» **WHAT IS ASKED**: Copy out the entries below in full and exactly.

» **MATERIAL PROVIDED**:
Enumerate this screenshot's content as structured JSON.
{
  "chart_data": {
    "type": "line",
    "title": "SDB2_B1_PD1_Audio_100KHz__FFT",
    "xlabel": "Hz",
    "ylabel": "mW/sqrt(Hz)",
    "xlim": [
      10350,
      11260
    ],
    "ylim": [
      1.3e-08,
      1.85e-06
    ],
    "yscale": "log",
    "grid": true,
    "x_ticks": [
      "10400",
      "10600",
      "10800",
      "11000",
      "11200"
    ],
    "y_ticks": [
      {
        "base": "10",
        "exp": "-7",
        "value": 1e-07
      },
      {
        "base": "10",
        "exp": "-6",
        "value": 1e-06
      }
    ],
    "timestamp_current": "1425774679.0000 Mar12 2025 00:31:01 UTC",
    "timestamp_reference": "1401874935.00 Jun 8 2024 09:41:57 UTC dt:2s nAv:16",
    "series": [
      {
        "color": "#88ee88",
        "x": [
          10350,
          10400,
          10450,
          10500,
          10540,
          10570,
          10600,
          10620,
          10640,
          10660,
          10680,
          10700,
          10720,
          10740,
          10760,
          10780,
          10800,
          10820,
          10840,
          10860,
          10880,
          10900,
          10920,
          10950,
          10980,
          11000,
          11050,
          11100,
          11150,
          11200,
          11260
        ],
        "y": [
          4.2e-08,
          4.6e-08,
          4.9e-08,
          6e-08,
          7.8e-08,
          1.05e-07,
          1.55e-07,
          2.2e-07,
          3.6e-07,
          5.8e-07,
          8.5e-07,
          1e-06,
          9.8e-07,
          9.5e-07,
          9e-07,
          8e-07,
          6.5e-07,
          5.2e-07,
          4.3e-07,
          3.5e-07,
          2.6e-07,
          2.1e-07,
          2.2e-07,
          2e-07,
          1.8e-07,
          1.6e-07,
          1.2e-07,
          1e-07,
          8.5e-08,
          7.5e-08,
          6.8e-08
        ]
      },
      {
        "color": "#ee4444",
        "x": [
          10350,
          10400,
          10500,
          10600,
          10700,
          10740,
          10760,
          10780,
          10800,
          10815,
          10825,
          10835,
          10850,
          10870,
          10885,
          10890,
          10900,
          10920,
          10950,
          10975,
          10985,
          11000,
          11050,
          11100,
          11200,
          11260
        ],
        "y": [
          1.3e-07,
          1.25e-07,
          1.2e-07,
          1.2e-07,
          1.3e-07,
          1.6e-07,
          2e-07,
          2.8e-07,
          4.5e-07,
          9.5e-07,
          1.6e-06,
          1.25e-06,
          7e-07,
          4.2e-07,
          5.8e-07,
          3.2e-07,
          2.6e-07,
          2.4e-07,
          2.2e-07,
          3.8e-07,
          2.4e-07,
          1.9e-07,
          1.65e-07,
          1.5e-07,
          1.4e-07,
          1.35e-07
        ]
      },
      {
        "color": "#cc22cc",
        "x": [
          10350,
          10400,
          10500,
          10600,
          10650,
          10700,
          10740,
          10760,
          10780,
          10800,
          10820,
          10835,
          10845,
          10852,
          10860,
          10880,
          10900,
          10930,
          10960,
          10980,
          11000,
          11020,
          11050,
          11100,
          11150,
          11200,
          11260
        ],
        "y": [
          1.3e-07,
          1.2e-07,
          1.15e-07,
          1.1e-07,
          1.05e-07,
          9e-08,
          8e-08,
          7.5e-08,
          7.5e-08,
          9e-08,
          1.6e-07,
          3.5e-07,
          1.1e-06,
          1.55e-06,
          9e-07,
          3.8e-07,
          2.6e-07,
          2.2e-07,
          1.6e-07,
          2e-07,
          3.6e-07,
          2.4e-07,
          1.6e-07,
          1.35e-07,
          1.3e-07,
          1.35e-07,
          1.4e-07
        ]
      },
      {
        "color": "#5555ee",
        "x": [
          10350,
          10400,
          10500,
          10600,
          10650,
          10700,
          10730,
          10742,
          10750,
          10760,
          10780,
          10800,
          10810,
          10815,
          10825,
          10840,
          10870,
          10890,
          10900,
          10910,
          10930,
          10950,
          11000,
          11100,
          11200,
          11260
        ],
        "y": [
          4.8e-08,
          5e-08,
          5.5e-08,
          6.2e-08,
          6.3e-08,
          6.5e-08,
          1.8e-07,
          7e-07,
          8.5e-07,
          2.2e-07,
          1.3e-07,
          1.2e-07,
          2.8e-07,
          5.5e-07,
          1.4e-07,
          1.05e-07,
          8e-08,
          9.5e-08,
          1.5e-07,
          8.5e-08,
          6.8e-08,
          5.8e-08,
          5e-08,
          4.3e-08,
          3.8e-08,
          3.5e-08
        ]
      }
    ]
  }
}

» **EXERCISE SOLUTION**:
Enumerate this screenshot's content as structured JSON.
{
  "chart_data": {
    "type": "line",
    "title": "SDB2_B1_PD1_Audio_100KHz__FFT",
    "xlabel": "Hz",
    "ylabel": "mW/sqrt(Hz)",
    "xlim": [
      10350,
      11260
    ],
    "ylim": [
      1.3e-08,
      1.85e-06
    ],
    "yscale": "log",
    "grid": true,
    "x_ticks": [
      "10400",
      "10600",
      "10800",
      "11000",
      "11200"
    ],
    "y_ticks": [
      {
        "base": "10",
        "exp": "-7",
        "value": 1e-07
      },
      {
        "base": "10",
        "exp": "-6",
        "value": 1e-06
      }
    ],
    "timestamp_current": "1425774679.0000 Mar12 2025 00:31:01 UTC",
    "timestamp_reference": "1401874935.00 Jun 8 2024 09:41:57 UTC dt:2s nAv:16",
    "series": [
      {
        "color": "#88ee88",
        "x": [
          10350,
          10400,
          10450,
          10500,
          10540,
          10570,
          10600,
          10620,
          10640,
          10660,
          10680,
          10700,
          10720,
          10740,
          10760,
          10780,
          10800,
          10820,
          10840,
          10860,
          10880,
          10900,
          10920,
          10950,
          10980,
          11000,
          11050,
          11100,
          11150,
          11200,
          11260
        ],
        "y": [
          4.2e-08,
          4.6e-08,
          4.9e-08,
          6e-08,
          7.8e-08,
          1.05e-07,
          1.55e-07,
          2.2e-07,
          3.6e-07,
          5.8e-07,
          8.5e-07,
          1e-06,
          9.8e-07,
          9.5e-07,
          9e-07,
          8e-07,
          6.5e-07,
          5.2e-07,
          4.3e-07,
          3.5e-07,
          2.6e-07,
          2.1e-07,
          2.2e-07,
          2e-07,
          1.8e-07,
          1.6e-07,
          1.2e-07,
          1e-07,
          8.5e-08,
          7.5e-08,
          6.8e-08
        ]
      },
      {
        "color": "#ee4444",
        "x": [
          10350,
          10400,
          10500,
          10600,
          10700,
          10740,
          10760,
          10780,
          10800,
          10815,
          10825,
          10835,
          10850,
          10870,
          10885,
          10890,
          10900,
          10920,
          10950,
          10975,
          10985,
          11000,
          11050,
          11100,
          11200,
          11260
        ],
        "y": [
          1.3e-07,
          1.25e-07,
          1.2e-07,
          1.2e-07,
          1.3e-07,
          1.6e-07,
          2e-07,
          2.8e-07,
          4.5e-07,
          9.5e-07,
          1.6e-06,
          1.25e-06,
          7e-07,
          4.2e-07,
          5.8e-07,
          3.2e-07,
          2.6e-07,
          2.4e-07,
          2.2e-07,
          3.8e-07,
          2.4e-07,
          1.9e-07,
          1.65e-07,
          1.5e-07,
          1.4e-07,
          1.35e-07
        ]
      },
      {
        "color": "#cc22cc",
        "x": [
          10350,
          10400,
          10500,
          10600,
          10650,
          10700,
          10740,
          10760,
          10780,
          10800,
          10820,
          10835,
          10845,
          10852,
          10860,
          10880,
          10900,
          10930,
          10960,
          10980,
          11000,
          11020,
          11050,
          11100,
          11150,
          11200,
          11260
        ],
        "y": [
          1.3e-07,
          1.2e-07,
          1.15e-07,
          1.1e-07,
          1.05e-07,
          9e-08,
          8e-08,
          7.5e-08,
          7.5e-08,
          9e-08,
          1.6e-07,
          3.5e-07,
          1.1e-06,
          1.55e-06,
          9e-07,
          3.8e-07,
          2.6e-07,
          2.2e-07,
          1.6e-07,
          2e-07,
          3.6e-07,
          2.4e-07,
          1.6e-07,
          1.35e-07,
          1.3e-07,
          1.35e-07,
          1.4e-07
        ]
      },
      {
        "color": "#5555ee",
        "x": [
          10350,
          10400,
          10500,
          10600,
          10650,
          10700,
          10730,
          10742,
          10750,
          10760,
          10780,
          10800,
          10810,
          10815,
          10825,
          10840,
          10870,
          10890,
          10900,
          10910,
          10930,
          10950,
          11000,
          11100,
          11200,
          11260
        ],
        "y": [
          4.8e-08,
          5e-08,
          5.5e-08,
          6.2e-08,
          6.3e-08,
          6.5e-08,
          1.8e-07,
          7e-07,
          8.5e-07,
          2.2e-07,
          1.3e-07,
          1.2e-07,
          2.8e-07,
          5.5e-07,
          1.4e-07,
          1.05e-07,
          8e-08,
          9.5e-08,
          1.5e-07,
          8.5e-08,
          6.8e-08,
          5.8e-08,
          5e-08,
          4.3e-08,
          3.8e-08,
          3.5e-08
        ]
      }
    ]
  }
}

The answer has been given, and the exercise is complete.